- _Problem to solve_
Reproduce all entries precisely as they are written.

- _The records_
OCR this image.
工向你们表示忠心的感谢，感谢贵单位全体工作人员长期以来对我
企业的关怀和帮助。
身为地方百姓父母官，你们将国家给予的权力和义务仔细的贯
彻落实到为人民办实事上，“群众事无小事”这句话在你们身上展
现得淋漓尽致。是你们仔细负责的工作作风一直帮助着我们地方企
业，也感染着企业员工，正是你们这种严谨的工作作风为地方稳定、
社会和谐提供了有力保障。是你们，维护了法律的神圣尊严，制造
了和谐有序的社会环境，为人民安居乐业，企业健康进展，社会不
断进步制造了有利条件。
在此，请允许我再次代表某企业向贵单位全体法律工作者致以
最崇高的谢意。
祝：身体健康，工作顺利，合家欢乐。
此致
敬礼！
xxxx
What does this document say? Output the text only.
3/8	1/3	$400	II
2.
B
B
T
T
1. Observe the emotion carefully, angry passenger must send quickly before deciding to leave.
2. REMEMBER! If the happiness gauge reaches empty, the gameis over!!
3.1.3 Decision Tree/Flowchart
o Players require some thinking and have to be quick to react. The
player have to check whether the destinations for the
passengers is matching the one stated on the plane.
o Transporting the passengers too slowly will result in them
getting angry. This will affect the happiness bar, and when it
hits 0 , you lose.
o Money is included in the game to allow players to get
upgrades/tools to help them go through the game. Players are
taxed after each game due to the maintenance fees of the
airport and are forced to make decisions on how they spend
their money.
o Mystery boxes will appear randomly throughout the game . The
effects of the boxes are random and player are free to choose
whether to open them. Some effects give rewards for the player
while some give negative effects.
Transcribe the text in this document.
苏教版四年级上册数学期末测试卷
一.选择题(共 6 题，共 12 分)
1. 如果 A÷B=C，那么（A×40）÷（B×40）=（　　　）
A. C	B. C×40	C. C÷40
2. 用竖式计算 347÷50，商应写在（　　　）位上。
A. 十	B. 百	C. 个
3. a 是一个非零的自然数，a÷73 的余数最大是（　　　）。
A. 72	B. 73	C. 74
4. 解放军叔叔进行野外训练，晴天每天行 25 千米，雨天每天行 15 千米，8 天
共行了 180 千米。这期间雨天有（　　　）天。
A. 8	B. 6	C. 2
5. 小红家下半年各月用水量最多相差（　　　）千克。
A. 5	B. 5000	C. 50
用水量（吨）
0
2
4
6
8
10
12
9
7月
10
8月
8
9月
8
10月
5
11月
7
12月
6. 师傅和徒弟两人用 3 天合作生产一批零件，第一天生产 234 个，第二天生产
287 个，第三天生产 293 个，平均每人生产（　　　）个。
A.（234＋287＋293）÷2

- _Solution to this problem_
OCR this image.
工向你们表示忠心的感谢，感谢贵单位全体工作人员长期以来对我
企业的关怀和帮助。
身为地方百姓父母官，你们将国家给予的权力和义务仔细的贯
彻落实到为人民办实事上，“群众事无小事”这句话在你们身上展
现得淋漓尽致。是你们仔细负责的工作作风一直帮助着我们地方企
业，也感染着企业员工，正是你们这种严谨的工作作风为地方稳定、
社会和谐提供了有力保障。是你们，维护了法律的神圣尊严，制造
了和谐有序的社会环境，为人民安居乐业，企业健康进展，社会不
断进步制造了有利条件。
在此，请允许我再次代表某企业向贵单位全体法律工作者致以
最崇高的谢意。
祝：身体健康，工作顺利，合家欢乐。
此致
敬礼！
xxxx
What does this document say? Output the text only.
3/8	1/3	$400	II
2.
B
B
T
T
1. Observe the emotion carefully, angry passenger must send quickly before deciding to leave.
2. REMEMBER! If the happiness gauge reaches empty, the gameis over!!
3.1.3 Decision Tree/Flowchart
o Players require some thinking and have to be quick to react. The
player have to check whether the destinations for the
passengers is matching the one stated on the plane.
o Transporting the passengers too slowly will result in them
getting angry. This will affect the happiness bar, and when it
hits 0 , you lose.
o Money is included in the game to allow players to get
upgrades/tools to help them go through the game. Players are
taxed after each game due to the maintenance fees of the
airport and are forced to make decisions on how they spend
their money.
o Mystery boxes will appear randomly throughout the game . The
effects of the boxes are random and player are free to choose
whether to open them. Some effects give rewards for the player
while some give negative effects.
Transcribe the text in this document.
苏教版四年级上册数学期末测试卷
一.选择题(共 6 题，共 12 分)
1. 如果 A÷B=C，那么（A×40）÷（B×40）=（　　　）
A. C	B. C×40	C. C÷40
2. 用竖式计算 347÷50，商应写在（　　　）位上。
A. 十	B. 百	C. 个
3. a 是一个非零的自然数，a÷73 的余数最大是（　　　）。
A. 72	B. 73	C. 74
4. 解放军叔叔进行野外训练，晴天每天行 25 千米，雨天每天行 15 千米，8 天
共行了 180 千米。这期间雨天有（　　　）天。
A. 8	B. 6	C. 2
5. 小红家下半年各月用水量最多相差（　　　）千克。
A. 5	B. 5000	C. 50
用水量（吨）
0
2
4
6
8
10
12
9
7月
10
8月
8
9月
8
10月
5
11月
7
12月
6. 师傅和徒弟两人用 3 天合作生产一批零件，第一天生产 234 个，第二天生产
287 个，第三天生产 293 个，平均每人生产（　　　）个。
A.（234＋287＋293）÷2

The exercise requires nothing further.